CHALLENGE:
Copy out every record below, word for word.

EXTRACTED ENTRIES:
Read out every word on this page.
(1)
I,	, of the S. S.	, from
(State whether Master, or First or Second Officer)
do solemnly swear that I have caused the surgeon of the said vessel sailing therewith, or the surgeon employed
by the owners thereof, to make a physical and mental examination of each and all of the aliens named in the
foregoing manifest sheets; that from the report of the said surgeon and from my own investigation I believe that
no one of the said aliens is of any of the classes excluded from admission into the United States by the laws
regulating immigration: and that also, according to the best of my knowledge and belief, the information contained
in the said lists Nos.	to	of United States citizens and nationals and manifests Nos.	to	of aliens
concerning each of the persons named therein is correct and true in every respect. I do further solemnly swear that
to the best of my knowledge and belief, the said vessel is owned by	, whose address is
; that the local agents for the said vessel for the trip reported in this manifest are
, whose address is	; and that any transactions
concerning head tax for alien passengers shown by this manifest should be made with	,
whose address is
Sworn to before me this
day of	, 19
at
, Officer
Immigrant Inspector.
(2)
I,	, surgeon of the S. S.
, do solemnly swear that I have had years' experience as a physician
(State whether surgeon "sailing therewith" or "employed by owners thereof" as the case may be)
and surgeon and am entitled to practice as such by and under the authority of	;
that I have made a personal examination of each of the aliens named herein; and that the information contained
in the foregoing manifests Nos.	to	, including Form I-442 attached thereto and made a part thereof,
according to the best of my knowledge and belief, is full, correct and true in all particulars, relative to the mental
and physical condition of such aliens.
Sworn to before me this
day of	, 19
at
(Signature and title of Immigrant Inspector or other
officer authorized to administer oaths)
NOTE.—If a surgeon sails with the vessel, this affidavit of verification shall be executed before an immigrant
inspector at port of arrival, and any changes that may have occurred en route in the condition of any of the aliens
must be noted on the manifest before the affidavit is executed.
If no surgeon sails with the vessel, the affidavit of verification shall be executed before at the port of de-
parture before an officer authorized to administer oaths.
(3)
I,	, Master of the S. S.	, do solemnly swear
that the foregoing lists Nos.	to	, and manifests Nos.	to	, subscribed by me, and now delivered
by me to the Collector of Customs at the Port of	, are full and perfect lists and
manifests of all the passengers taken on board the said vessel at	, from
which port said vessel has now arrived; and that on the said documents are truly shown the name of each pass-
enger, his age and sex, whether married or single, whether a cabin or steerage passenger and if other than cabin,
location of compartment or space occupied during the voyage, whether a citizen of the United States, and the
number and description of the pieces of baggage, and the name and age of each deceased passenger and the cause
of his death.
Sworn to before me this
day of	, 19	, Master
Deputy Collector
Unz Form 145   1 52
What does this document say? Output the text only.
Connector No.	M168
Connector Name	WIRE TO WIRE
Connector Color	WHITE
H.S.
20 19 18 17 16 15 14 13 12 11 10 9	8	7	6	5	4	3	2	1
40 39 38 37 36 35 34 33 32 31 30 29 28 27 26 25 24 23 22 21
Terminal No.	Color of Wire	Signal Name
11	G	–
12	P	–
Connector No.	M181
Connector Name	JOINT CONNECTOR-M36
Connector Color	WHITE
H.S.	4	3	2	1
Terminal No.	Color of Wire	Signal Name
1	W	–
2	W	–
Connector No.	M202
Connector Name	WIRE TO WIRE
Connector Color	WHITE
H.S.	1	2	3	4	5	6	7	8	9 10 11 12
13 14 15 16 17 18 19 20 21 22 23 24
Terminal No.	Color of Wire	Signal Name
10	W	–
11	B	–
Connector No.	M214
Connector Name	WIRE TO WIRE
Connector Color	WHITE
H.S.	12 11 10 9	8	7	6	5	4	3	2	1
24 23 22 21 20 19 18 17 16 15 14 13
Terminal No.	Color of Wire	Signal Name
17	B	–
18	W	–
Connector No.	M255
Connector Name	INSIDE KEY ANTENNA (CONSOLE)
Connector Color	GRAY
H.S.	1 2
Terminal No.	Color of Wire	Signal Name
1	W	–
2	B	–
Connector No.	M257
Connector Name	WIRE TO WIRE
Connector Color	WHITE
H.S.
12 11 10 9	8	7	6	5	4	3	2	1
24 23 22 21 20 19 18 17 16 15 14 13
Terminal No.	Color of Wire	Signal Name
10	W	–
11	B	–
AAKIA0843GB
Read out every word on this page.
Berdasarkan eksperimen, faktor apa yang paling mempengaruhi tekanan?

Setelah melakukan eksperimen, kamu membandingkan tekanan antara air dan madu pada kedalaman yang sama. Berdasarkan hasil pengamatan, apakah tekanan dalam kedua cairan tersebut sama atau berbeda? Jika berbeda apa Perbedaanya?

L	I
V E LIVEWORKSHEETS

OUTPUT FOR THIS TASK:
Read out every word on this page.
(1)
I,	, of the S. S.	, from
(State whether Master, or First or Second Officer)
do solemnly swear that I have caused the surgeon of the said vessel sailing therewith, or the surgeon employed
by the owners thereof, to make a physical and mental examination of each and all of the aliens named in the
foregoing manifest sheets; that from the report of the said surgeon and from my own investigation I believe that
no one of the said aliens is of any of the classes excluded from admission into the United States by the laws
regulating immigration: and that also, according to the best of my knowledge and belief, the information contained
in the said lists Nos.	to	of United States citizens and nationals and manifests Nos.	to	of aliens
concerning each of the persons named therein is correct and true in every respect. I do further solemnly swear that
to the best of my knowledge and belief, the said vessel is owned by	, whose address is
; that the local agents for the said vessel for the trip reported in this manifest are
, whose address is	; and that any transactions
concerning head tax for alien passengers shown by this manifest should be made with	,
whose address is
Sworn to before me this
day of	, 19
at
, Officer
Immigrant Inspector.
(2)
I,	, surgeon of the S. S.
, do solemnly swear that I have had years' experience as a physician
(State whether surgeon "sailing therewith" or "employed by owners thereof" as the case may be)
and surgeon and am entitled to practice as such by and under the authority of	;
that I have made a personal examination of each of the aliens named herein; and that the information contained
in the foregoing manifests Nos.	to	, including Form I-442 attached thereto and made a part thereof,
according to the best of my knowledge and belief, is full, correct and true in all particulars, relative to the mental
and physical condition of such aliens.
Sworn to before me this
day of	, 19
at
(Signature and title of Immigrant Inspector or other
officer authorized to administer oaths)
NOTE.—If a surgeon sails with the vessel, this affidavit of verification shall be executed before an immigrant
inspector at port of arrival, and any changes that may have occurred en route in the condition of any of the aliens
must be noted on the manifest before the affidavit is executed.
If no surgeon sails with the vessel, the affidavit of verification shall be executed before at the port of de-
parture before an officer authorized to administer oaths.
(3)
I,	, Master of the S. S.	, do solemnly swear
that the foregoing lists Nos.	to	, and manifests Nos.	to	, subscribed by me, and now delivered
by me to the Collector of Customs at the Port of	, are full and perfect lists and
manifests of all the passengers taken on board the said vessel at	, from
which port said vessel has now arrived; and that on the said documents are truly shown the name of each pass-
enger, his age and sex, whether married or single, whether a cabin or steerage passenger and if other than cabin,
location of compartment or space occupied during the voyage, whether a citizen of the United States, and the
number and description of the pieces of baggage, and the name and age of each deceased passenger and the cause
of his death.
Sworn to before me this
day of	, 19	, Master
Deputy Collector
Unz Form 145   1 52
What does this document say? Output the text only.
Connector No.	M168
Connector Name	WIRE TO WIRE
Connector Color	WHITE
H.S.
20 19 18 17 16 15 14 13 12 11 10 9	8	7	6	5	4	3	2	1
40 39 38 37 36 35 34 33 32 31 30 29 28 27 26 25 24 23 22 21
Terminal No.	Color of Wire	Signal Name
11	G	–
12	P	–
Connector No.	M181
Connector Name	JOINT CONNECTOR-M36
Connector Color	WHITE
H.S.	4	3	2	1
Terminal No.	Color of Wire	Signal Name
1	W	–
2	W	–
Connector No.	M202
Connector Name	WIRE TO WIRE
Connector Color	WHITE
H.S.	1	2	3	4	5	6	7	8	9 10 11 12
13 14 15 16 17 18 19 20 21 22 23 24
Terminal No.	Color of Wire	Signal Name
10	W	–
11	B	–
Connector No.	M214
Connector Name	WIRE TO WIRE
Connector Color	WHITE
H.S.	12 11 10 9	8	7	6	5	4	3	2	1
24 23 22 21 20 19 18 17 16 15 14 13
Terminal No.	Color of Wire	Signal Name
17	B	–
18	W	–
Connector No.	M255
Connector Name	INSIDE KEY ANTENNA (CONSOLE)
Connector Color	GRAY
H.S.	1 2
Terminal No.	Color of Wire	Signal Name
1	W	–
2	B	–
Connector No.	M257
Connector Name	WIRE TO WIRE
Connector Color	WHITE
H.S.
12 11 10 9	8	7	6	5	4	3	2	1
24 23 22 21 20 19 18 17 16 15 14 13
Terminal No.	Color of Wire	Signal Name
10	W	–
11	B	–
AAKIA0843GB
Read out every word on this page.
Berdasarkan eksperimen, faktor apa yang paling mempengaruhi tekanan?

Setelah melakukan eksperimen, kamu membandingkan tekanan antara air dan madu pada kedalaman yang sama. Berdasarkan hasil pengamatan, apakah tekanan dalam kedua cairan tersebut sama atau berbeda? Jika berbeda apa Perbedaanya?

L	I
V E LIVEWORKSHEETS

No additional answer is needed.